(Task to complete) Pull out from the material below all lines with "Schulze".

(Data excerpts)
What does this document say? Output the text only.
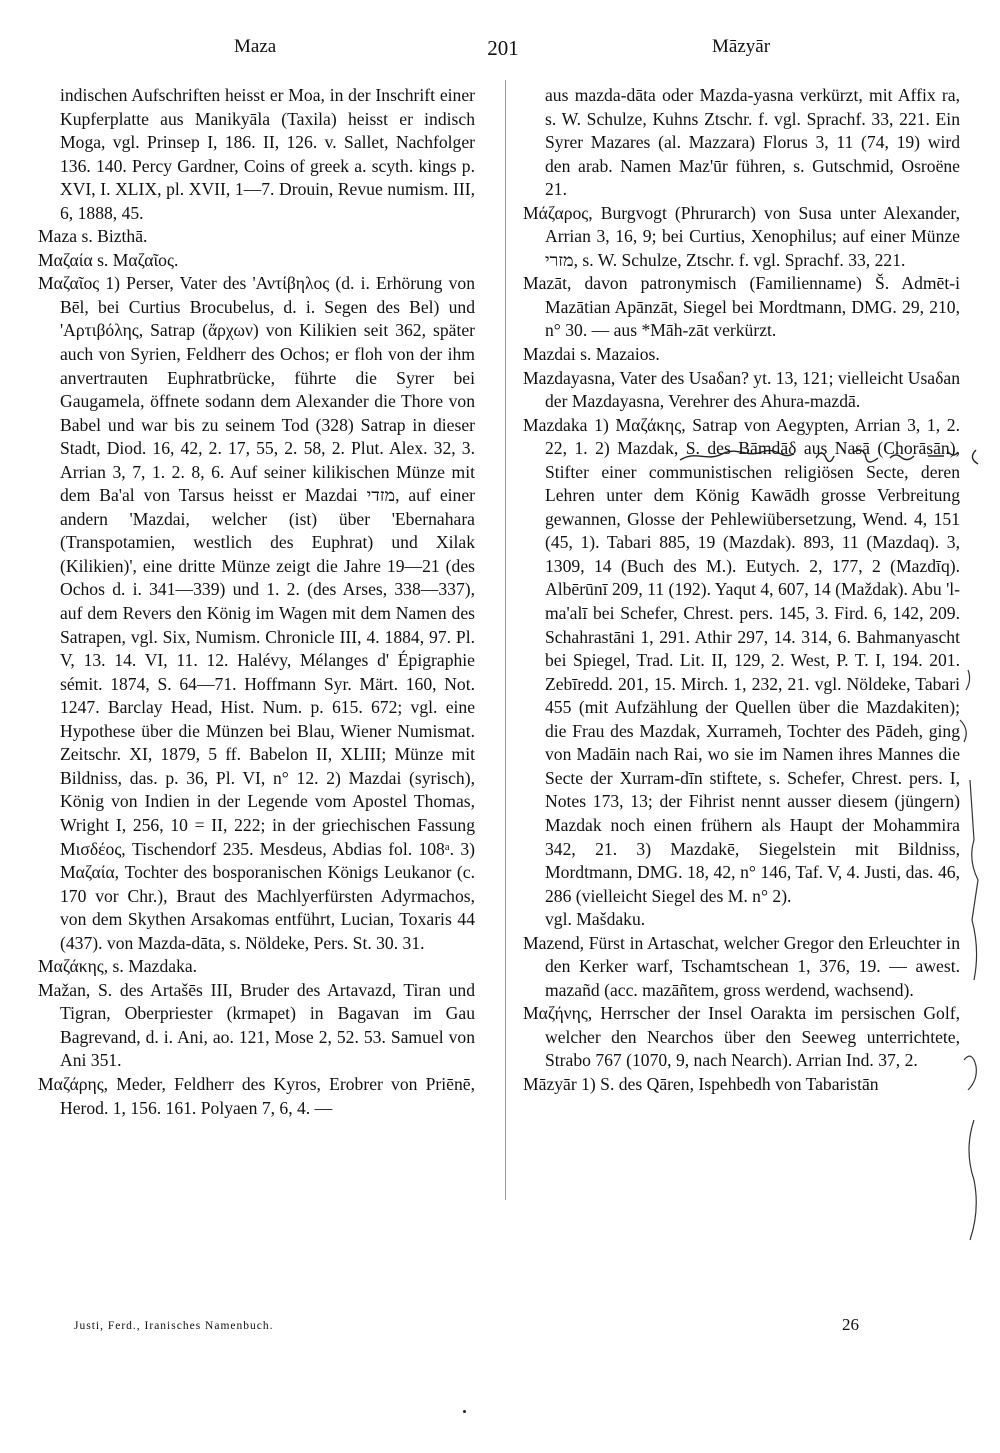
Maza	201	Māzyār

indischen Aufschriften heisst er Moa, in der Inschrift einer Kupferplatte aus Manikyāla (Taxila) heisst er indisch Moga, vgl. Prinsep I, 186. II, 126. v. Sallet, Nachfolger 136. 140. Percy Gardner, Coins of greek a. scyth. kings p. XVI, I. XLIX, pl. XVII, 1—7. Drouin, Revue numism. III, 6, 1888, 45.

Maza s. Bizthā.

Μαζαία s. Μαζαῖος.

Μαζαῖος 1) Perser, Vater des 'Αντίβηλος (d. i. Erhörung von Bēl, bei Curtius Brocubelus, d. i. Segen des Bel) und 'Αρτιβόλης, Satrap (ἄρχων) von Kilikien seit 362, später auch von Syrien, Feldherr des Ochos; er floh von der ihm anvertrauten Euphratbrücke, führte die Syrer bei Gaugamela, öffnete sodann dem Alexander die Thore von Babel und war bis zu seinem Tod (328) Satrap in dieser Stadt, Diod. 16, 42, 2. 17, 55, 2. 58, 2. Plut. Alex. 32, 3. Arrian 3, 7, 1. 2. 8, 6. Auf seiner kilikischen Münze mit dem Ba'al von Tarsus heisst er Mazdai מזדי, auf einer andern 'Mazdai, welcher (ist) über 'Ebernahara (Transpotamien, westlich des Euphrat) und Xilak (Kilikien)', eine dritte Münze zeigt die Jahre 19—21 (des Ochos d. i. 341—339) und 1. 2. (des Arses, 338—337), auf dem Revers den König im Wagen mit dem Namen des Satrapen, vgl. Six, Numism. Chronicle III, 4. 1884, 97. Pl. V, 13. 14. VI, 11. 12. Halévy, Mélanges d' Épigraphie sémit. 1874, S. 64—71. Hoffmann Syr. Märt. 160, Not. 1247. Barclay Head, Hist. Num. p. 615. 672; vgl. eine Hypothese über die Münzen bei Blau, Wiener Numismat. Zeitschr. XI, 1879, 5 ff. Babelon II, XLIII; Münze mit Bildniss, das. p. 36, Pl. VI, n° 12. 2) Mazdai (syrisch), König von Indien in der Legende vom Apostel Thomas, Wright I, 256, 10 = II, 222; in der griechischen Fassung Μισδέος, Tischendorf 235. Mesdeus, Abdias fol. 108ᵃ. 3) Μαζαία, Tochter des bosporanischen Königs Leukanor (c. 170 vor Chr.), Braut des Machlyerfürsten Adyrmachos, von dem Skythen Arsakomas entführt, Lucian, Toxaris 44 (437). von Mazda-dāta, s. Nöldeke, Pers. St. 30. 31.

Μαζάκης, s. Mazdaka.

Mažan, S. des Artašēs III, Bruder des Artavazd, Tiran und Tigran, Oberpriester (krmapet) in Bagavan im Gau Bagrevand, d. i. Ani, ao. 121, Mose 2, 52. 53. Samuel von Ani 351.

Μαζάρης, Meder, Feldherr des Kyros, Erobrer von Priēnē, Herod. 1, 156. 161. Polyaen 7, 6, 4. —

aus mazda-dāta oder Mazda-yasna verkürzt, mit Affix ra, s. W. Schulze, Kuhns Ztschr. f. vgl. Sprachf. 33, 221. Ein Syrer Mazares (al. Mazzara) Florus 3, 11 (74, 19) wird den arab. Namen Maz'ūr führen, s. Gutschmid, Osroëne 21.

Μάζαρος, Burgvogt (Phrurarch) von Susa unter Alexander, Arrian 3, 16, 9; bei Curtius, Xenophilus; auf einer Münze מזרי, s. W. Schulze, Ztschr. f. vgl. Sprachf. 33, 221.

Mazāt, davon patronymisch (Familienname) Š. Admēt-i Mazātian Apānzāt, Siegel bei Mordtmann, DMG. 29, 210, n° 30. — aus *Māh-zāt verkürzt.

Mazdai s. Mazaios.

Mazdayasna, Vater des Usaδan? yt. 13, 121; vielleicht Usaδan der Mazdayasna, Verehrer des Ahura-mazdā.

Mazdaka 1) Μαζάκης, Satrap von Aegypten, Arrian 3, 1, 2. 22, 1. 2) Mazdak, S. des Bāmdāδ aus Nasā (Chorāsān), Stifter einer communistischen religiösen Secte, deren Lehren unter dem König Kawādh grosse Verbreitung gewannen, Glosse der Pehlewiübersetzung, Wend. 4, 151 (45, 1). Tabari 885, 19 (Mazdak). 893, 11 (Mazdaq). 3, 1309, 14 (Buch des M.). Eutych. 2, 177, 2 (Mazdīq). Albērūnī 209, 11 (192). Yaqut 4, 607, 14 (Maždak). Abu 'l-ma'alī bei Schefer, Chrest. pers. 145, 3. Fird. 6, 142, 209. Schahrastāni 1, 291. Athir 297, 14. 314, 6. Bahmanyascht bei Spiegel, Trad. Lit. II, 129, 2. West, P. T. I, 194. 201. Zebīredd. 201, 15. Mirch. 1, 232, 21. vgl. Nöldeke, Tabari 455 (mit Aufzählung der Quellen über die Mazdakiten); die Frau des Mazdak, Xurrameh, Tochter des Pādeh, ging von Madāin nach Rai, wo sie im Namen ihres Mannes die Secte der Xurram-dīn stiftete, s. Schefer, Chrest. pers. I, Notes 173, 13; der Fihrist nennt ausser diesem (jüngern) Mazdak noch einen frühern als Haupt der Mohammira 342, 21. 3) Mazdakē, Siegelstein mit Bildniss, Mordtmann, DMG. 18, 42, n° 146, Taf. V, 4. Justi, das. 46, 286 (vielleicht Siegel des M. n° 2).

vgl. Mašdaku.

Mazend, Fürst in Artaschat, welcher Gregor den Erleuchter in den Kerker warf, Tschamtschean 1, 376, 19. — awest. mazañd (acc. mazāñtem, gross werdend, wachsend).

Μαζήνης, Herrscher der Insel Oarakta im persischen Golf, welcher den Nearchos über den Seeweg unterrichtete, Strabo 767 (1070, 9, nach Nearch). Arrian Ind. 37, 2.

Māzyār 1) S. des Qāren, Ispehbedh von Tabaristān

Justi, Ferd., Iranisches Namenbuch.	26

(Full output)
aus mazda-dāta oder Mazda-yasna verkürzt, mit Affix ra, s. W. Schulze, Kuhns Ztschr. f. vgl. Sprachf. 33, 221. Ein Syrer Mazares (al. Mazzara) Florus 3, 11 (74, 19) wird den arab. Namen Maz'ūr führen, s. Gutschmid, Osroëne 21.
Μάζαρος, Burgvogt (Phrurarch) von Susa unter Alexander, Arrian 3, 16, 9; bei Curtius, Xenophilus; auf einer Münze מזרי, s. W. Schulze, Ztschr. f. vgl. Sprachf. 33, 221.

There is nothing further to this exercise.